WORK ITEM: For each line of the data below that contains "aislada", return that line.

START RECORDS TO USE

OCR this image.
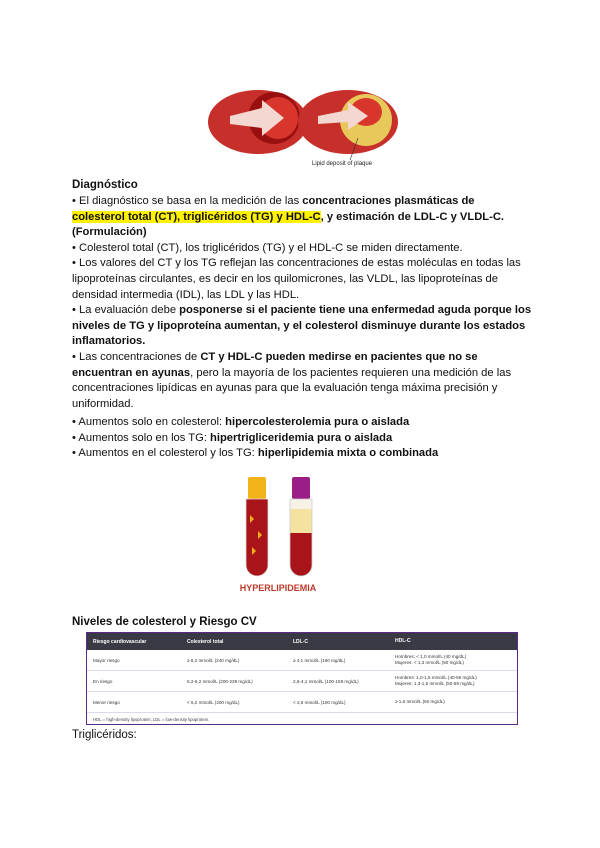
Lipid deposit of plaque
Diagnóstico
• El diagnóstico se basa en la medición de las concentraciones plasmáticas de
colesterol total (CT), triglicéridos (TG) y HDL-C, y estimación de LDL-C y VLDL-C. (Formulación)
• Colesterol total (CT), los triglicéridos (TG) y el HDL-C se miden directamente.
• Los valores del CT y los TG reflejan las concentraciones de estas moléculas en todas las lipoproteínas circulantes, es decir en los quilomicrones, las VLDL, las lipoproteínas de densidad intermedia (IDL), las LDL y las HDL.
• La evaluación debe posponerse si el paciente tiene una enfermedad aguda porque los niveles de TG y lipoproteína aumentan, y el colesterol disminuye durante los estados inflamatorios.
• Las concentraciones de CT y HDL-C pueden medirse en pacientes que no se encuentran en ayunas, pero la mayoría de los pacientes requieren una medición de las concentraciones lipídicas en ayunas para que la evaluación tenga máxima precisión y uniformidad.
• Aumentos solo en colesterol: hipercolesterolemia pura o aislada
• Aumentos solo en los TG: hipertrigliceridemia pura o aislada
• Aumentos en el colesterol y los TG: hiperlipidemia mixta o combinada
HYPERLIPIDEMIA
Niveles de colesterol y Riesgo CV
Riesgo cardiovascular	Colesterol total	LDL-C	HDL-C
Mayor riesgo	≥ 6,2 mmol/L (240 mg/dL)	≥ 4,1 mmol/L (160 mg/dL)
Hombres: < 1,0 mmol/L (40 mg/dL)
Mujeres: < 1,3 mmol/L (50 mg/dL)
En riesgo	5,2-6,2 mmol/L (200-239 mg/dL)	2,6-4,1 mmol/L (100-159 mg/dL)
Hombres: 1,0-1,5 mmol/L (40-59 mg/dL)
Mujeres: 1,3-1,5 mmol/L (50-59 mg/dL)
Menor riesgo	< 5,2 mmol/L (200 mg/dL)	< 2,6 mmol/L (100 mg/dL)	≥ 1,6 mmol/L (60 mg/dL)
HDL = high-density lipoprotein; LDL = low-density lipoprotein.
Triglicéridos:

END RECORDS TO USE

REPLY:
• Aumentos solo en colesterol: hipercolesterolemia pura o aislada
• Aumentos solo en los TG: hipertrigliceridemia pura o aislada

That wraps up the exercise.